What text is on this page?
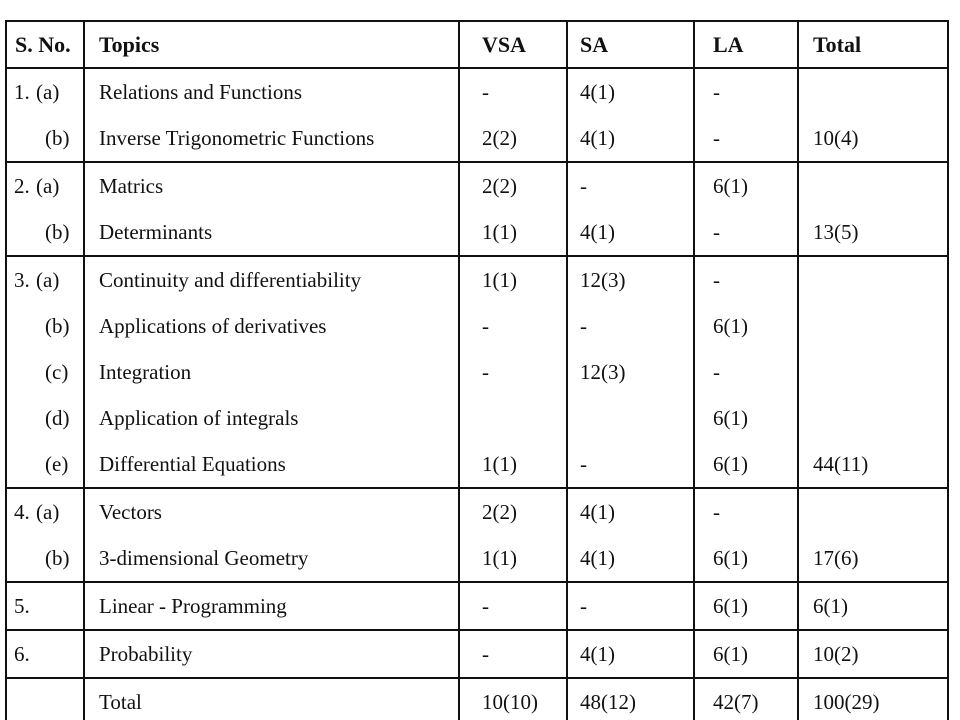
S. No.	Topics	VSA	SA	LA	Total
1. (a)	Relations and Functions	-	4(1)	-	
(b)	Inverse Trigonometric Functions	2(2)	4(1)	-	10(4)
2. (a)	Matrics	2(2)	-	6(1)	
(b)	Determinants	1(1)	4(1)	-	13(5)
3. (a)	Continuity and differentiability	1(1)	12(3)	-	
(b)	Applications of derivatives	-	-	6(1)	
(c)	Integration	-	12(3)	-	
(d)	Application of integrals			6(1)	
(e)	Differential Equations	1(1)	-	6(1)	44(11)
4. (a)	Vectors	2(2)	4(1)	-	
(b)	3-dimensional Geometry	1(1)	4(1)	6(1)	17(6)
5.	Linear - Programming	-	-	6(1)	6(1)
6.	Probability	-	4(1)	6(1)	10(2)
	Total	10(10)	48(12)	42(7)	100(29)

────────────────

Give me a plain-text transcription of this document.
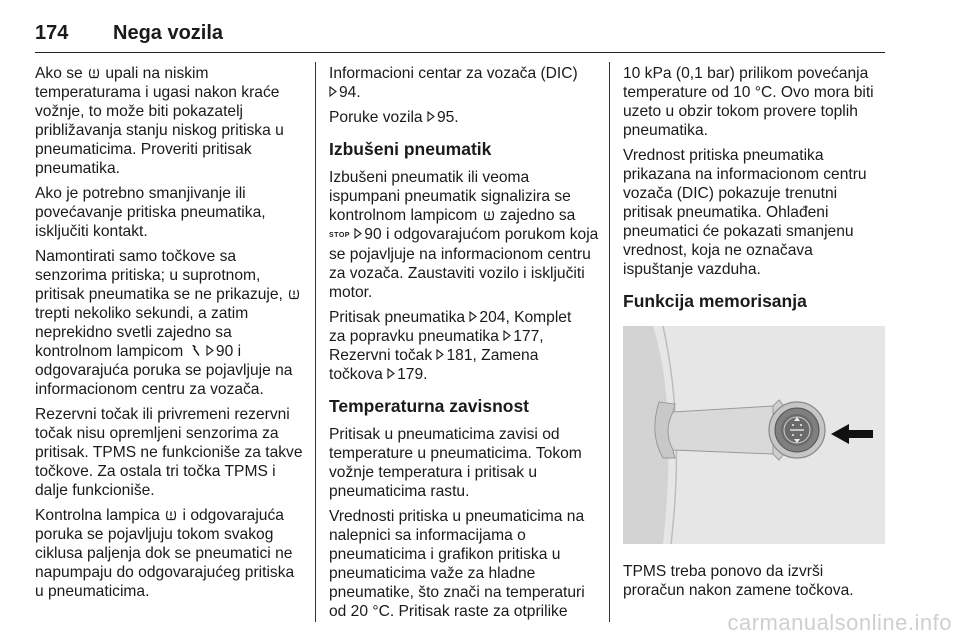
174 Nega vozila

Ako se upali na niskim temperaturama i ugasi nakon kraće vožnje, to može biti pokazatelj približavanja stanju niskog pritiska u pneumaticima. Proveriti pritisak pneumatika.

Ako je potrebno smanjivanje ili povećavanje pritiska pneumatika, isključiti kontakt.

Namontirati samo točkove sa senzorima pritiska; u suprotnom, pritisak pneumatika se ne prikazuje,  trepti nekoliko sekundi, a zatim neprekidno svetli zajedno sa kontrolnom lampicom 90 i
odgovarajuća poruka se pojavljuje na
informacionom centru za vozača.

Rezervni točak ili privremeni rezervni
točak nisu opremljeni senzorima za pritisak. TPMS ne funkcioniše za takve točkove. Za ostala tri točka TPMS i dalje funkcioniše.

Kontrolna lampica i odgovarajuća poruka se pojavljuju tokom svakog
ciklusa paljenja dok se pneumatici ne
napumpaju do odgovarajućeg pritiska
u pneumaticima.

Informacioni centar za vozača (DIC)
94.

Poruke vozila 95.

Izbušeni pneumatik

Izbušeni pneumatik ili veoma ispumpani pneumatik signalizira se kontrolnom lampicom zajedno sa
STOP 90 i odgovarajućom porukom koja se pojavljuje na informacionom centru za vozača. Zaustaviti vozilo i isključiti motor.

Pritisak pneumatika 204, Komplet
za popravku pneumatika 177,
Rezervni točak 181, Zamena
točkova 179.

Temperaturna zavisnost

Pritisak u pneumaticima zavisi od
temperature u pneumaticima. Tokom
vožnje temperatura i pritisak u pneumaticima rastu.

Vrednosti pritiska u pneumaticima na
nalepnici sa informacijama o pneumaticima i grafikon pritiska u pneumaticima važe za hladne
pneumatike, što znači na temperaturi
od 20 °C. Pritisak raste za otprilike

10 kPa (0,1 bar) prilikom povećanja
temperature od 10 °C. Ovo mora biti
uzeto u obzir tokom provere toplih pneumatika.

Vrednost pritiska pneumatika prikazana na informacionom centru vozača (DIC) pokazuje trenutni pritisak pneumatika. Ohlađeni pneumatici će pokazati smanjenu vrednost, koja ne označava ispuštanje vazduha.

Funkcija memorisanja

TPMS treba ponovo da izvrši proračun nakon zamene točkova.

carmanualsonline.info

────────────────

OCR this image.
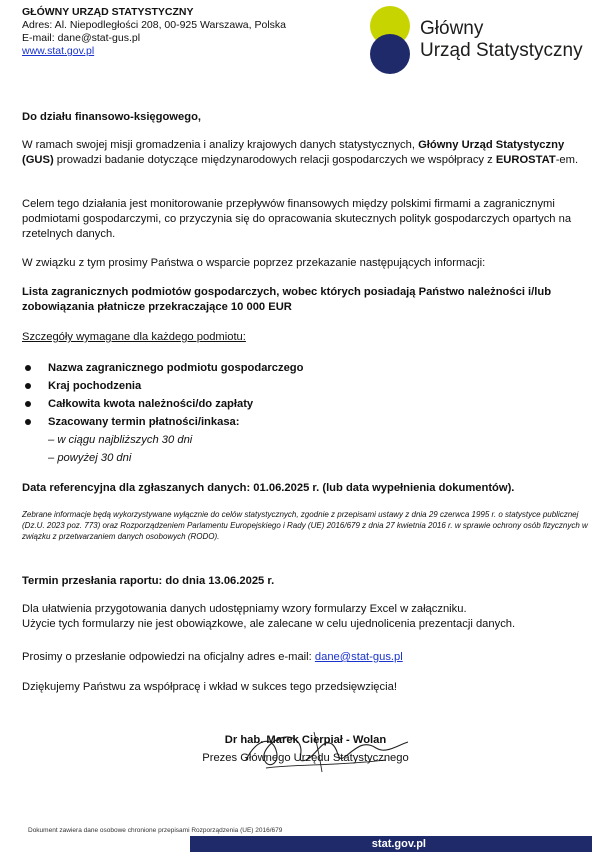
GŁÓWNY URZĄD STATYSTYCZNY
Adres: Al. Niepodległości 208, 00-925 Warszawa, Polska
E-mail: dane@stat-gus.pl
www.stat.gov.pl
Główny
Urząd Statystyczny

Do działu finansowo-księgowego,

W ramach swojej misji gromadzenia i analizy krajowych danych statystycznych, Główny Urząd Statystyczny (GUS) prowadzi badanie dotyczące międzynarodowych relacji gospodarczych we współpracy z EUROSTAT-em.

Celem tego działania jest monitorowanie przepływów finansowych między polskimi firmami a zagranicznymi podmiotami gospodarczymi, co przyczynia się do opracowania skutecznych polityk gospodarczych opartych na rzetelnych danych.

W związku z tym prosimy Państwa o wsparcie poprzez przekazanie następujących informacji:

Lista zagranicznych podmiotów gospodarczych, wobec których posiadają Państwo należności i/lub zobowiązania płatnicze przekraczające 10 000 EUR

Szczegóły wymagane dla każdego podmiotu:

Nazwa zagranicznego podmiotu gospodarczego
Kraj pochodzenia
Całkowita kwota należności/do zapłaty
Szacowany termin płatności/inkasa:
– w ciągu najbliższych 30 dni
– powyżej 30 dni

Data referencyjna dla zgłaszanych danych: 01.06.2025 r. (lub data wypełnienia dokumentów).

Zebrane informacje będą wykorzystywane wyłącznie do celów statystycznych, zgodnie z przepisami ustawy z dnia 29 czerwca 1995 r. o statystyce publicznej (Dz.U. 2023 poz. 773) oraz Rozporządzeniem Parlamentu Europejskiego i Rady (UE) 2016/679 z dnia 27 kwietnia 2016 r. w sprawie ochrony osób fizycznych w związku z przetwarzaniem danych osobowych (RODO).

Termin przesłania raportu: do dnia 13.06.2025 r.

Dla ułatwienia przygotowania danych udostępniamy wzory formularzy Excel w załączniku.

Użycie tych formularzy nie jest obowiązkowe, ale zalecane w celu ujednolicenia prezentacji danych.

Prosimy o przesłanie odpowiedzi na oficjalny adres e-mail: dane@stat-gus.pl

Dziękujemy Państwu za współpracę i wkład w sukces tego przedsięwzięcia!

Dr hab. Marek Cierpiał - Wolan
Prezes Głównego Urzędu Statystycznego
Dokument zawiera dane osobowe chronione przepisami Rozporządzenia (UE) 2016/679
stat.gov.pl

────────────────

▶ _The task_
Copy each line that contains the word "tego".

▶ _Result for this task_
Celem tego działania jest monitorowanie przepływów finansowych między polskimi firmami a zagranicznymi podmiotami gospodarczymi, co przyczynia się do opracowania skutecznych polityk gospodarczych opartych na rzetelnych danych.
Dziękujemy Państwu za współpracę i wkład w sukces tego przedsięwzięcia!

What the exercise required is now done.